DIRECTIONS FOR THIS TASK >> Transcribe each line of the records below exactly, excluding any embedded images.

─── MATERIAL FOR THIS EXERCISE ───

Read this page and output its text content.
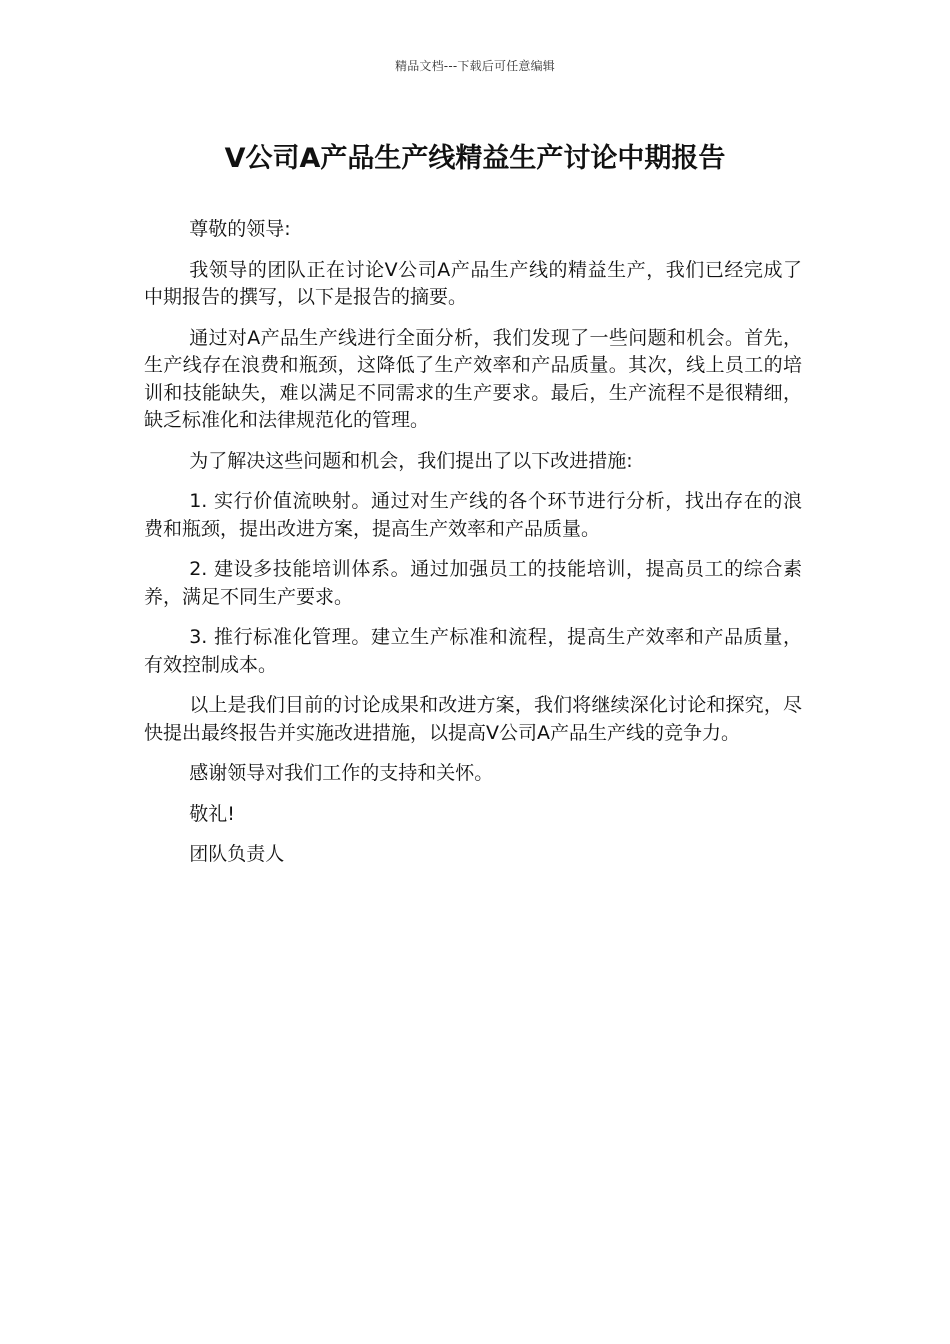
精品文档---下载后可任意编辑
V公司A产品生产线精益生产讨论中期报告

尊敬的领导:

我领导的团队正在讨论V公司A产品生产线的精益生产，我们已经完成了中期报告的撰写，以下是报告的摘要。

通过对A产品生产线进行全面分析，我们发现了一些问题和机会。首先，生产线存在浪费和瓶颈，这降低了生产效率和产品质量。其次，线上员工的培训和技能缺失，难以满足不同需求的生产要求。最后，生产流程不是很精细，缺乏标准化和法律规范化的管理。

为了解决这些问题和机会，我们提出了以下改进措施:

1. 实行价值流映射。通过对生产线的各个环节进行分析，找出存在的浪费和瓶颈，提出改进方案，提高生产效率和产品质量。

2. 建设多技能培训体系。通过加强员工的技能培训，提高员工的综合素养，满足不同生产要求。

3. 推行标准化管理。建立生产标准和流程，提高生产效率和产品质量，有效控制成本。

以上是我们目前的讨论成果和改进方案，我们将继续深化讨论和探究，尽快提出最终报告并实施改进措施，以提高V公司A产品生产线的竞争力。

感谢领导对我们工作的支持和关怀。

敬礼!

团队负责人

───

RESPONSE FOR THIS EXERCISE >>
Read this page and output its text content.
精品文档---下载后可任意编辑
V公司A产品生产线精益生产讨论中期报告

尊敬的领导:

我领导的团队正在讨论V公司A产品生产线的精益生产，我们已经完成了中期报告的撰写，以下是报告的摘要。

通过对A产品生产线进行全面分析，我们发现了一些问题和机会。首先，生产线存在浪费和瓶颈，这降低了生产效率和产品质量。其次，线上员工的培训和技能缺失，难以满足不同需求的生产要求。最后，生产流程不是很精细，缺乏标准化和法律规范化的管理。

为了解决这些问题和机会，我们提出了以下改进措施:

1. 实行价值流映射。通过对生产线的各个环节进行分析，找出存在的浪费和瓶颈，提出改进方案，提高生产效率和产品质量。

2. 建设多技能培训体系。通过加强员工的技能培训，提高员工的综合素养，满足不同生产要求。

3. 推行标准化管理。建立生产标准和流程，提高生产效率和产品质量，有效控制成本。

以上是我们目前的讨论成果和改进方案，我们将继续深化讨论和探究，尽快提出最终报告并实施改进措施，以提高V公司A产品生产线的竞争力。

感谢领导对我们工作的支持和关怀。

敬礼!

团队负责人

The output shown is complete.